Aim >>
Exact reproduction of the data is required, with images excluded.

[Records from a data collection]

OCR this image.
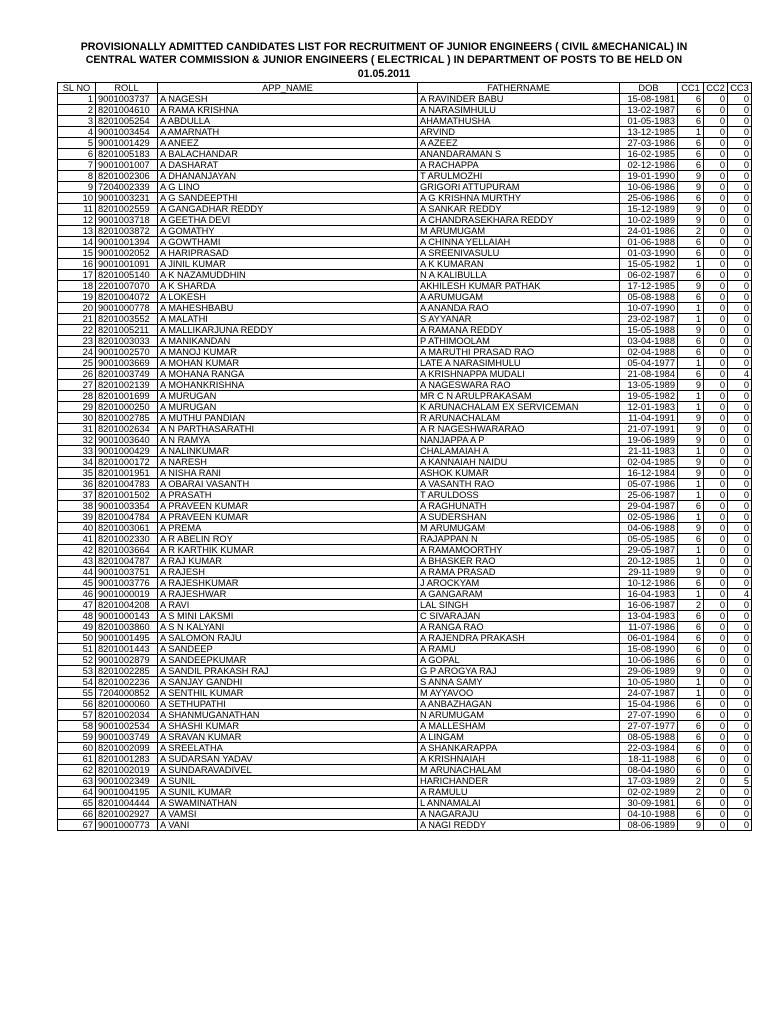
PROVISIONALLY ADMITTED CANDIDATES LIST FOR RECRUITMENT OF JUNIOR ENGINEERS ( CIVIL &MECHANICAL) IN
CENTRAL WATER COMMISSION & JUNIOR ENGINEERS ( ELECTRICAL ) IN DEPARTMENT OF POSTS TO BE HELD ON
01.05.2011
SL NO	ROLL	APP_NAME	FATHERNAME	DOB	CC1	CC2	CC3
1	9001003737	A NAGESH	A RAVINDER BABU	15-08-1981	6	0	0
2	8201004610	A RAMA KRISHNA	A NARASIMHULU	13-02-1987	6	0	0
3	8201005254	A ABDULLA	AHAMATHUSHA	01-05-1983	6	0	0
4	9001003454	A AMARNATH	ARVIND	13-12-1985	1	0	0
5	9001001429	A ANEEZ	A AZEEZ	27-03-1986	6	0	0
6	8201005183	A BALACHANDAR	ANANDARAMAN S	16-02-1985	6	0	0
7	9001001007	A DASHARAT	A RACHAPPA	02-12-1986	6	0	0
8	8201002306	A DHANANJAYAN	T ARULMOZHI	19-01-1990	9	0	0
9	7204002339	A G LINO	GRIGORI ATTUPURAM	10-06-1986	9	0	0
10	9001003231	A G SANDEEPTHI	A G KRISHNA MURTHY	25-06-1986	6	0	0
11	8201002559	A GANGADHAR REDDY	A SANKAR REDDY	15-12-1989	9	0	0
12	9001003718	A GEETHA DEVI	A CHANDRASEKHARA REDDY	10-02-1989	9	0	0
13	8201003872	A GOMATHY	M ARUMUGAM	24-01-1986	2	0	0
14	9001001394	A GOWTHAMI	A CHINNA YELLAIAH	01-06-1988	6	0	0
15	9001002052	A HARIPRASAD	A SREENIVASULU	01-03-1990	6	0	0
16	9001001091	A JINIL KUMAR	A K KUMARAN	15-05-1982	1	0	0
17	8201005140	A K NAZAMUDDHIN	N A KALIBULLA	06-02-1987	6	0	0
18	2201007070	A K SHARDA	AKHILESH KUMAR PATHAK	17-12-1985	9	0	0
19	8201004072	A LOKESH	A ARUMUGAM	05-08-1988	6	0	0
20	9001000778	A MAHESHBABU	A ANANDA RAO	10-07-1990	1	0	0
21	8201003552	A MALATHI	S AYYANAR	23-02-1987	1	0	0
22	8201005211	A MALLIKARJUNA REDDY	A RAMANA REDDY	15-05-1988	9	0	0
23	8201003033	A MANIKANDAN	P ATHIMOOLAM	03-04-1988	6	0	0
24	9001002570	A MANOJ KUMAR	A MARUTHI PRASAD RAO	02-04-1988	6	0	0
25	9001003669	A MOHAN KUMAR	LATE A NARASIMHULU	05-04-1977	1	0	0
26	8201003749	A MOHANA RANGA	A KRISHNAPPA MUDALI	21-08-1984	6	0	4
27	8201002139	A MOHANKRISHNA	A NAGESWARA RAO	13-05-1989	9	0	0
28	8201001699	A MURUGAN	MR C N ARULPRAKASAM	19-05-1982	1	0	0
29	8201000250	A MURUGAN	K ARUNACHALAM EX SERVICEMAN	12-01-1983	1	0	0
30	8201002785	A MUTHU PANDIAN	R ARUNACHALAM	11-04-1991	9	0	0
31	8201002634	A N PARTHASARATHI	A R NAGESHWARARAO	21-07-1991	9	0	0
32	9001003640	A N RAMYA	NANJAPPA A P	19-06-1989	9	0	0
33	9001000429	A NALINKUMAR	CHALAMAIAH A	21-11-1983	1	0	0
34	8201000172	A NARESH	A KANNAIAH NAIDU	02-04-1985	9	0	0
35	8201001951	A NISHA RANI	ASHOK KUMAR	16-12-1984	9	0	0
36	8201004783	A OBARAI VASANTH	A VASANTH RAO	05-07-1986	1	0	0
37	8201001502	A PRASATH	T ARULDOSS	25-06-1987	1	0	0
38	9001003354	A PRAVEEN KUMAR	A RAGHUNATH	29-04-1987	6	0	0
39	8201004784	A PRAVEEN KUMAR	A SUDERSHAN	02-05-1986	1	0	0
40	8201003061	A PREMA	M ARUMUGAM	04-06-1988	9	0	0
41	8201002330	A R ABELIN ROY	RAJAPPAN N	05-05-1985	6	0	0
42	8201003664	A R KARTHIK KUMAR	A RAMAMOORTHY	29-05-1987	1	0	0
43	8201004787	A RAJ KUMAR	A BHASKER RAO	20-12-1985	1	0	0
44	9001003751	A RAJESH	A RAMA PRASAD	29-11-1989	9	0	0
45	9001003776	A RAJESHKUMAR	J AROCKYAM	10-12-1986	6	0	0
46	9001000019	A RAJESHWAR	A GANGARAM	16-04-1983	1	0	4
47	8201004208	A RAVI	LAL SINGH	16-06-1987	2	0	0
48	9001000143	A S MINI LAKSMI	C SIVARAJAN	13-04-1983	6	0	0
49	8201003860	A S N KALYANI	A RANGA RAO	11-07-1986	6	0	0
50	9001001495	A SALOMON RAJU	A RAJENDRA PRAKASH	06-01-1984	6	0	0
51	8201001443	A SANDEEP	A RAMU	15-08-1990	6	0	0
52	9001002879	A SANDEEPKUMAR	A GOPAL	10-06-1986	6	0	0
53	8201002285	A SANDIL PRAKASH RAJ	G P AROGYA RAJ	29-06-1989	9	0	0
54	8201002236	A SANJAY GANDHI	S ANNA SAMY	10-05-1980	1	0	0
55	7204000852	A SENTHIL KUMAR	M AYYAVOO	24-07-1987	1	0	0
56	8201000060	A SETHUPATHI	A ANBAZHAGAN	15-04-1986	6	0	0
57	8201002034	A SHANMUGANATHAN	N ARUMUGAM	27-07-1990	6	0	0
58	9001002534	A SHASHI KUMAR	A MALLESHAM	27-07-1977	6	0	0
59	9001003749	A SRAVAN KUMAR	A LINGAM	08-05-1988	6	0	0
60	8201002099	A SREELATHA	A SHANKARAPPA	22-03-1984	6	0	0
61	8201001283	A SUDARSAN YADAV	A KRISHNAIAH	18-11-1988	6	0	0
62	8201002019	A SUNDARAVADIVEL	M ARUNACHALAM	08-04-1980	6	0	0
63	9001002349	A SUNIL	HARICHANDER	17-03-1989	2	0	5
64	9001004195	A SUNIL KUMAR	A RAMULU	02-02-1989	2	0	0
65	8201004444	A SWAMINATHAN	L ANNAMALAI	30-09-1981	6	0	0
66	8201002927	A VAMSI	A NAGARAJU	04-10-1988	6	0	0
67	9001000773	A VANI	A NAGI REDDY	08-06-1989	9	0	0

Task result >>
OCR this image.
PROVISIONALLY ADMITTED CANDIDATES LIST FOR RECRUITMENT OF JUNIOR ENGINEERS ( CIVIL &MECHANICAL) IN
CENTRAL WATER COMMISSION & JUNIOR ENGINEERS ( ELECTRICAL ) IN DEPARTMENT OF POSTS TO BE HELD ON
01.05.2011
SL NO	ROLL	APP_NAME	FATHERNAME	DOB	CC1	CC2	CC3
1	9001003737	A NAGESH	A RAVINDER BABU	15-08-1981	6	0	0
2	8201004610	A RAMA KRISHNA	A NARASIMHULU	13-02-1987	6	0	0
3	8201005254	A ABDULLA	AHAMATHUSHA	01-05-1983	6	0	0
4	9001003454	A AMARNATH	ARVIND	13-12-1985	1	0	0
5	9001001429	A ANEEZ	A AZEEZ	27-03-1986	6	0	0
6	8201005183	A BALACHANDAR	ANANDARAMAN S	16-02-1985	6	0	0
7	9001001007	A DASHARAT	A RACHAPPA	02-12-1986	6	0	0
8	8201002306	A DHANANJAYAN	T ARULMOZHI	19-01-1990	9	0	0
9	7204002339	A G LINO	GRIGORI ATTUPURAM	10-06-1986	9	0	0
10	9001003231	A G SANDEEPTHI	A G KRISHNA MURTHY	25-06-1986	6	0	0
11	8201002559	A GANGADHAR REDDY	A SANKAR REDDY	15-12-1989	9	0	0
12	9001003718	A GEETHA DEVI	A CHANDRASEKHARA REDDY	10-02-1989	9	0	0
13	8201003872	A GOMATHY	M ARUMUGAM	24-01-1986	2	0	0
14	9001001394	A GOWTHAMI	A CHINNA YELLAIAH	01-06-1988	6	0	0
15	9001002052	A HARIPRASAD	A SREENIVASULU	01-03-1990	6	0	0
16	9001001091	A JINIL KUMAR	A K KUMARAN	15-05-1982	1	0	0
17	8201005140	A K NAZAMUDDHIN	N A KALIBULLA	06-02-1987	6	0	0
18	2201007070	A K SHARDA	AKHILESH KUMAR PATHAK	17-12-1985	9	0	0
19	8201004072	A LOKESH	A ARUMUGAM	05-08-1988	6	0	0
20	9001000778	A MAHESHBABU	A ANANDA RAO	10-07-1990	1	0	0
21	8201003552	A MALATHI	S AYYANAR	23-02-1987	1	0	0
22	8201005211	A MALLIKARJUNA REDDY	A RAMANA REDDY	15-05-1988	9	0	0
23	8201003033	A MANIKANDAN	P ATHIMOOLAM	03-04-1988	6	0	0
24	9001002570	A MANOJ KUMAR	A MARUTHI PRASAD RAO	02-04-1988	6	0	0
25	9001003669	A MOHAN KUMAR	LATE A NARASIMHULU	05-04-1977	1	0	0
26	8201003749	A MOHANA RANGA	A KRISHNAPPA MUDALI	21-08-1984	6	0	4
27	8201002139	A MOHANKRISHNA	A NAGESWARA RAO	13-05-1989	9	0	0
28	8201001699	A MURUGAN	MR C N ARULPRAKASAM	19-05-1982	1	0	0
29	8201000250	A MURUGAN	K ARUNACHALAM EX SERVICEMAN	12-01-1983	1	0	0
30	8201002785	A MUTHU PANDIAN	R ARUNACHALAM	11-04-1991	9	0	0
31	8201002634	A N PARTHASARATHI	A R NAGESHWARARAO	21-07-1991	9	0	0
32	9001003640	A N RAMYA	NANJAPPA A P	19-06-1989	9	0	0
33	9001000429	A NALINKUMAR	CHALAMAIAH A	21-11-1983	1	0	0
34	8201000172	A NARESH	A KANNAIAH NAIDU	02-04-1985	9	0	0
35	8201001951	A NISHA RANI	ASHOK KUMAR	16-12-1984	9	0	0
36	8201004783	A OBARAI VASANTH	A VASANTH RAO	05-07-1986	1	0	0
37	8201001502	A PRASATH	T ARULDOSS	25-06-1987	1	0	0
38	9001003354	A PRAVEEN KUMAR	A RAGHUNATH	29-04-1987	6	0	0
39	8201004784	A PRAVEEN KUMAR	A SUDERSHAN	02-05-1986	1	0	0
40	8201003061	A PREMA	M ARUMUGAM	04-06-1988	9	0	0
41	8201002330	A R ABELIN ROY	RAJAPPAN N	05-05-1985	6	0	0
42	8201003664	A R KARTHIK KUMAR	A RAMAMOORTHY	29-05-1987	1	0	0
43	8201004787	A RAJ KUMAR	A BHASKER RAO	20-12-1985	1	0	0
44	9001003751	A RAJESH	A RAMA PRASAD	29-11-1989	9	0	0
45	9001003776	A RAJESHKUMAR	J AROCKYAM	10-12-1986	6	0	0
46	9001000019	A RAJESHWAR	A GANGARAM	16-04-1983	1	0	4
47	8201004208	A RAVI	LAL SINGH	16-06-1987	2	0	0
48	9001000143	A S MINI LAKSMI	C SIVARAJAN	13-04-1983	6	0	0
49	8201003860	A S N KALYANI	A RANGA RAO	11-07-1986	6	0	0
50	9001001495	A SALOMON RAJU	A RAJENDRA PRAKASH	06-01-1984	6	0	0
51	8201001443	A SANDEEP	A RAMU	15-08-1990	6	0	0
52	9001002879	A SANDEEPKUMAR	A GOPAL	10-06-1986	6	0	0
53	8201002285	A SANDIL PRAKASH RAJ	G P AROGYA RAJ	29-06-1989	9	0	0
54	8201002236	A SANJAY GANDHI	S ANNA SAMY	10-05-1980	1	0	0
55	7204000852	A SENTHIL KUMAR	M AYYAVOO	24-07-1987	1	0	0
56	8201000060	A SETHUPATHI	A ANBAZHAGAN	15-04-1986	6	0	0
57	8201002034	A SHANMUGANATHAN	N ARUMUGAM	27-07-1990	6	0	0
58	9001002534	A SHASHI KUMAR	A MALLESHAM	27-07-1977	6	0	0
59	9001003749	A SRAVAN KUMAR	A LINGAM	08-05-1988	6	0	0
60	8201002099	A SREELATHA	A SHANKARAPPA	22-03-1984	6	0	0
61	8201001283	A SUDARSAN YADAV	A KRISHNAIAH	18-11-1988	6	0	0
62	8201002019	A SUNDARAVADIVEL	M ARUNACHALAM	08-04-1980	6	0	0
63	9001002349	A SUNIL	HARICHANDER	17-03-1989	2	0	5
64	9001004195	A SUNIL KUMAR	A RAMULU	02-02-1989	2	0	0
65	8201004444	A SWAMINATHAN	L ANNAMALAI	30-09-1981	6	0	0
66	8201002927	A VAMSI	A NAGARAJU	04-10-1988	6	0	0
67	9001000773	A VANI	A NAGI REDDY	08-06-1989	9	0	0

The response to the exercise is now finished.